_MATERIAL PROVIDED_:
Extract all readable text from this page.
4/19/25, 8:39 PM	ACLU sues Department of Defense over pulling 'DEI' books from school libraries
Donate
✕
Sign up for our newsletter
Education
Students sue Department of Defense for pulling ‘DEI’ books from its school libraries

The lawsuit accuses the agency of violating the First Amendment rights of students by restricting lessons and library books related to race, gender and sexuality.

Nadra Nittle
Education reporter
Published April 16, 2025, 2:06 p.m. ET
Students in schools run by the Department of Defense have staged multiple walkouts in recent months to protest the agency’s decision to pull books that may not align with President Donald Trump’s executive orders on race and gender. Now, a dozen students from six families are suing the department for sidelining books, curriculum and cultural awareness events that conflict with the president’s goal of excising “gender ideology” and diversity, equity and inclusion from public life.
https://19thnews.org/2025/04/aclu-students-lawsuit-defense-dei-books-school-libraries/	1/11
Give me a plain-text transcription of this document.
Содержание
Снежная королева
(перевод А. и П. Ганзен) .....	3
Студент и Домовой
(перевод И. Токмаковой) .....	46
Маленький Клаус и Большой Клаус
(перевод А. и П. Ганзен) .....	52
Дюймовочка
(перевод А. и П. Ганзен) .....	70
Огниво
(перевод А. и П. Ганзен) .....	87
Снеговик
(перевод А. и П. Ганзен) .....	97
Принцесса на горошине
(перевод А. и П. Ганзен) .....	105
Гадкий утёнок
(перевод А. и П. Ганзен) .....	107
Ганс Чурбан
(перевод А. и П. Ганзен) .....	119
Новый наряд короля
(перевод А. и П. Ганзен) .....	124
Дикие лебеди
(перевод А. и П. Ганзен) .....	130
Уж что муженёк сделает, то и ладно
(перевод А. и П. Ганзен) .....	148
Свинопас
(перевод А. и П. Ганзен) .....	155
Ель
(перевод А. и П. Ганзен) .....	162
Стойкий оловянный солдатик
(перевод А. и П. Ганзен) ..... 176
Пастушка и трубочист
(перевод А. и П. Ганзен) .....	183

_WHAT IS ASKED_: Repeat the data above exactly.

_RESPONSE_:
Extract all readable text from this page.
4/19/25, 8:39 PM	ACLU sues Department of Defense over pulling 'DEI' books from school libraries
Donate
✕
Sign up for our newsletter
Education
Students sue Department of Defense for pulling ‘DEI’ books from its school libraries

The lawsuit accuses the agency of violating the First Amendment rights of students by restricting lessons and library books related to race, gender and sexuality.

Nadra Nittle
Education reporter
Published April 16, 2025, 2:06 p.m. ET
Students in schools run by the Department of Defense have staged multiple walkouts in recent months to protest the agency’s decision to pull books that may not align with President Donald Trump’s executive orders on race and gender. Now, a dozen students from six families are suing the department for sidelining books, curriculum and cultural awareness events that conflict with the president’s goal of excising “gender ideology” and diversity, equity and inclusion from public life.
https://19thnews.org/2025/04/aclu-students-lawsuit-defense-dei-books-school-libraries/	1/11
Give me a plain-text transcription of this document.
Содержание
Снежная королева
(перевод А. и П. Ганзен) .....	3
Студент и Домовой
(перевод И. Токмаковой) .....	46
Маленький Клаус и Большой Клаус
(перевод А. и П. Ганзен) .....	52
Дюймовочка
(перевод А. и П. Ганзен) .....	70
Огниво
(перевод А. и П. Ганзен) .....	87
Снеговик
(перевод А. и П. Ганзен) .....	97
Принцесса на горошине
(перевод А. и П. Ганзен) .....	105
Гадкий утёнок
(перевод А. и П. Ганзен) .....	107
Ганс Чурбан
(перевод А. и П. Ганзен) .....	119
Новый наряд короля
(перевод А. и П. Ганзен) .....	124
Дикие лебеди
(перевод А. и П. Ганзен) .....	130
Уж что муженёк сделает, то и ладно
(перевод А. и П. Ганзен) .....	148
Свинопас
(перевод А. и П. Ганзен) .....	155
Ель
(перевод А. и П. Ганзен) .....	162
Стойкий оловянный солдатик
(перевод А. и П. Ганзен) ..... 176
Пастушка и трубочист
(перевод А. и П. Ганзен) .....	183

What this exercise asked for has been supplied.